Activity: Decide whether each statement agrees with the article below on the Syrian conflict as a public health disaster: (a) Before the uprising, Syrian pharmaceutical manufacturers supplied 90 percent of the nation's drugs. (b) Half of the private hospitals in Homs are still in operation. (c) The 350-bed National Hospital has been partly damaged but remains open. Answer yes or no for each, and quote the deciding words of the article.

News / Middle East

Syrian Conflict a Public Health Disaster

Injured Syrian women arrive at a field hospital after an air strike hit their homes in the town of Azaz on the outskirts of Aleppo, Syria, August 15, 2012.Injured Syrian women arrive at a field hospital after an air strike hit their homes in the town of Azaz on the outskirts of Aleppo, Syria, August 15, 2012.
x
Injured Syrian women arrive at a field hospital after an air strike hit their homes in the town of Azaz on the outskirts of Aleppo, Syria, August 15, 2012.
Injured Syrian women arrive at a field hospital after an air strike hit their homes in the town of Azaz on the outskirts of Aleppo, Syria, August 15, 2012.
Cecily Hilleary
The United Nations estimates the civil war raging in Syria has left more than 2.5 million people in dire need of food, water, drugs and medical supplies. 
 
After 18 months of fighting, thousands are dead and thousands more wounded.  If past wars are any indication, the health and well-being of Syrians will likely be affected long after the last guns are fired.

Before the uprising started, Syria boasted nearly 500 hospitals and 70 licensed pharmaceutical manufacturers that supplied 90 percent of the nation’s drugs. All that has changed. 

Tarik Jasarevic is a spokesman for the World Health Organization (WHO), which recently sent a team of observers into the embattled city of Homs.   He says many hospitals and health centers in Homs have been badly damaged by shelling. Only six of 12 public hospitals remain open, and eight out of 32 private hospitals are still in operation-- at greatly reduced capacity.

“The 350-bed National Hospital has been completely destroyed,” Jasarevic said. “Lack of access to health care facilities, both by patients who need care and health workers who provide care, is one of the main obstacles being faced.”

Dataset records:
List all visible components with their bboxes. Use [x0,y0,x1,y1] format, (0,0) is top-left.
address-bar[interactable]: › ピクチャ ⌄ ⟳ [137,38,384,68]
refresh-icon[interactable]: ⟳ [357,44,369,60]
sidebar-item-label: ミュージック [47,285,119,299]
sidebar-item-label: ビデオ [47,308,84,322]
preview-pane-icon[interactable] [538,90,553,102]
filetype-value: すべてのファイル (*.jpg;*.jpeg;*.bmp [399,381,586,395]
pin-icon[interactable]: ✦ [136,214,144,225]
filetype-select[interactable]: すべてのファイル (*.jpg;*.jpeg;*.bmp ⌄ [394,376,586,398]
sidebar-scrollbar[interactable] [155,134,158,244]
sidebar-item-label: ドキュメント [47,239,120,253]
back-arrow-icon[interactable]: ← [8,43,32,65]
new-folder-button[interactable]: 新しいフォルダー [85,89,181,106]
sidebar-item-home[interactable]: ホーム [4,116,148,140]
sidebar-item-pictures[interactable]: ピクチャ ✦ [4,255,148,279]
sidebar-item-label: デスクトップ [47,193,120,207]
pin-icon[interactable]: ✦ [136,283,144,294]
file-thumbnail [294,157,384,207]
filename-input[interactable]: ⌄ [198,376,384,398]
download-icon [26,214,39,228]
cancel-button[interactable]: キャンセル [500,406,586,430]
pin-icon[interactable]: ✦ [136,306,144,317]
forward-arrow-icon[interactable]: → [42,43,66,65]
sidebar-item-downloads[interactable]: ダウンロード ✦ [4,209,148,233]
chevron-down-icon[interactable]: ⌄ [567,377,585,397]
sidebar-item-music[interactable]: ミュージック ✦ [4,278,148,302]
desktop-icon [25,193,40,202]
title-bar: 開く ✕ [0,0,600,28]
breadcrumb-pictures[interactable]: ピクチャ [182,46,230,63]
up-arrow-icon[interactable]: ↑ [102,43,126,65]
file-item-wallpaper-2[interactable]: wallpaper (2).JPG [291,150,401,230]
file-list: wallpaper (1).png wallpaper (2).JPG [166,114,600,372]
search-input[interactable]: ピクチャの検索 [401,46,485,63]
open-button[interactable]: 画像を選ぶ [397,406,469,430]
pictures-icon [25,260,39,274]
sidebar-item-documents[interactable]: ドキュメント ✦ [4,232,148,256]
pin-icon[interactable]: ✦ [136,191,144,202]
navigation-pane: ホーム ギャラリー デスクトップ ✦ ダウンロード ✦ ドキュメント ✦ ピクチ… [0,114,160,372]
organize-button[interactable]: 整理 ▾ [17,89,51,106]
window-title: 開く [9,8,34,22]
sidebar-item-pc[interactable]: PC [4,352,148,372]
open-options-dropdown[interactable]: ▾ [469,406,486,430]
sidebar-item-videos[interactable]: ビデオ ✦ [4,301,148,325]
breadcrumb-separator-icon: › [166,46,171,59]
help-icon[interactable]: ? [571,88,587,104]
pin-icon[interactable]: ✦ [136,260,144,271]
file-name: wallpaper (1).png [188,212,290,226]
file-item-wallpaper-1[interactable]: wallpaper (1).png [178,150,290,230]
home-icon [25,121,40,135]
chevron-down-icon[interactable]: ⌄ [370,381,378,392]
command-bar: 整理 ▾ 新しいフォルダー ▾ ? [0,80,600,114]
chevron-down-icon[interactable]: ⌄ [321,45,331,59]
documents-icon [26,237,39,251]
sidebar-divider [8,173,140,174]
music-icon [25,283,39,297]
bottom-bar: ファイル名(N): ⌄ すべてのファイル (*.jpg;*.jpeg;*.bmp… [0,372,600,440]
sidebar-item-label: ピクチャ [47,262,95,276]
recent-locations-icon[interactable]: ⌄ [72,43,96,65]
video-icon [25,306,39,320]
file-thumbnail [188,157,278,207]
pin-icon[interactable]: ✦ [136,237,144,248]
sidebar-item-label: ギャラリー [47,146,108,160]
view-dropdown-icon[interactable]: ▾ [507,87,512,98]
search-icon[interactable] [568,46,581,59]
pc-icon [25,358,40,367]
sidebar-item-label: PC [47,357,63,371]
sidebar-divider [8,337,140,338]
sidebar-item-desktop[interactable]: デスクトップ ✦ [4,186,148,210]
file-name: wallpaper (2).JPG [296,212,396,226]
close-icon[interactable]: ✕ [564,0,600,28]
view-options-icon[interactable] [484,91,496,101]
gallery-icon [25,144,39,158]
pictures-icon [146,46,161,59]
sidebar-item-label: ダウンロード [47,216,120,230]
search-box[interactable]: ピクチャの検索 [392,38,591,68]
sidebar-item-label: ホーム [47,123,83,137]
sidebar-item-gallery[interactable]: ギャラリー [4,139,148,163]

Answer area:
(a) Yes: "70 licensed pharmaceutical manufacturers that supplied 90 percent of the nation’s drugs"
(b) No: "eight out of 32 private hospitals are still in operation"
(c) No: "The 350-bed National Hospital has been completely destroyed"